*WHAT TO DO*: Filter out everything except lines holding "this".

*ITEMS*:
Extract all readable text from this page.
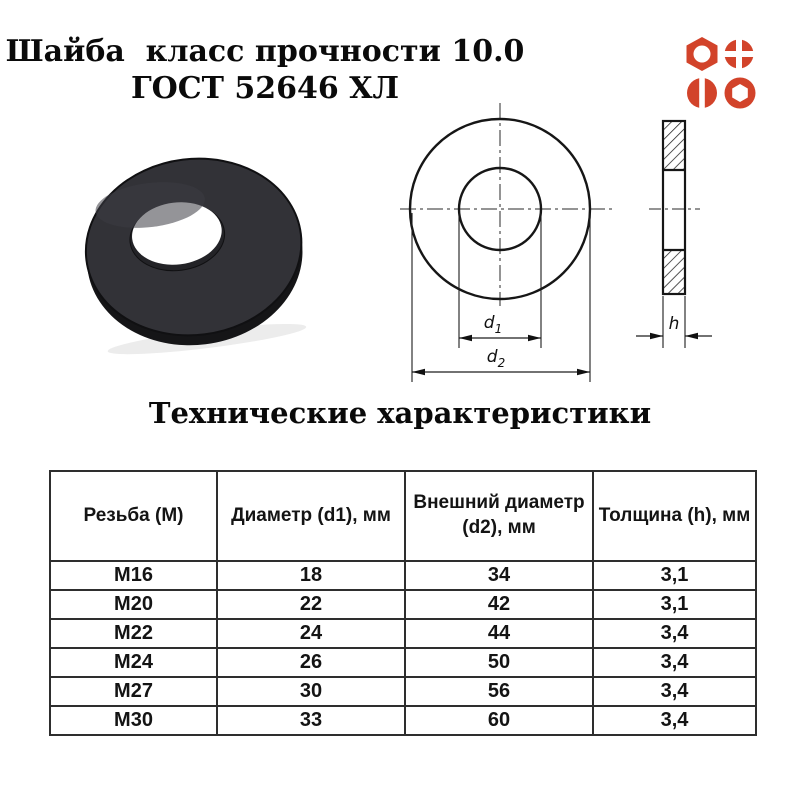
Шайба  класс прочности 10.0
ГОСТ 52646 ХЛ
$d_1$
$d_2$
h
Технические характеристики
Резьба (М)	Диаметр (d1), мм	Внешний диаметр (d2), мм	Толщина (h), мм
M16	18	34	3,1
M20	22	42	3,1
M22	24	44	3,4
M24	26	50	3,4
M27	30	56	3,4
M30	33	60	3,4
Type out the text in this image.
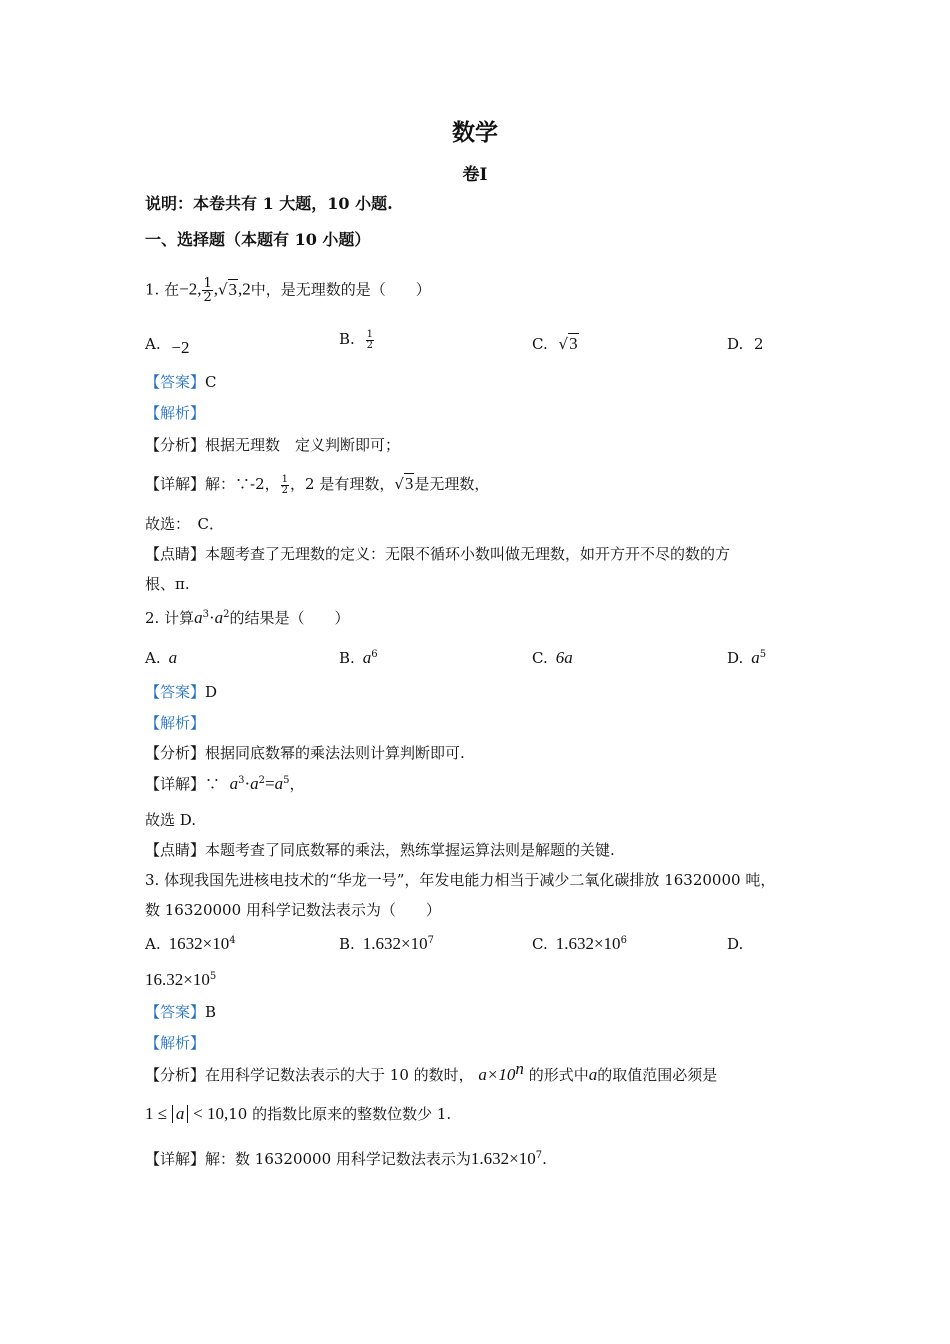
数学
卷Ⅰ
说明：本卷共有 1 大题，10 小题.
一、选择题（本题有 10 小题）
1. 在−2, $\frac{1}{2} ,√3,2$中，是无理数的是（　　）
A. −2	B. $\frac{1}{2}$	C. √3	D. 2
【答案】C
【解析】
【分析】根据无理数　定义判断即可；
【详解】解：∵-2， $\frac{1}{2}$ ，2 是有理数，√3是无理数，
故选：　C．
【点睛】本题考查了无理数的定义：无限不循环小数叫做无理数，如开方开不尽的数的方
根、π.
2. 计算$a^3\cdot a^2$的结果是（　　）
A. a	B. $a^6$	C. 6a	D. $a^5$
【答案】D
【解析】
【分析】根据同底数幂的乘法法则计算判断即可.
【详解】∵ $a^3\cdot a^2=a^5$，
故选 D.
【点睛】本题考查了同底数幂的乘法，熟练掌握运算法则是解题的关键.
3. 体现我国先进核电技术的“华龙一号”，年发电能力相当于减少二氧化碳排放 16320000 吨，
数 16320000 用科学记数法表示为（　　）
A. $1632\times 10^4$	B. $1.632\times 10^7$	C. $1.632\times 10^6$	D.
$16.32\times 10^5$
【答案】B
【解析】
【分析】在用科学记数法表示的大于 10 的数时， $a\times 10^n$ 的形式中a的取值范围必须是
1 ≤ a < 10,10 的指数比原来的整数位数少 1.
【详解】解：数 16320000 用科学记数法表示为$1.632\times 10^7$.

*THE ANSWER*:
Extract all readable text from this page.
Type out the text in this image.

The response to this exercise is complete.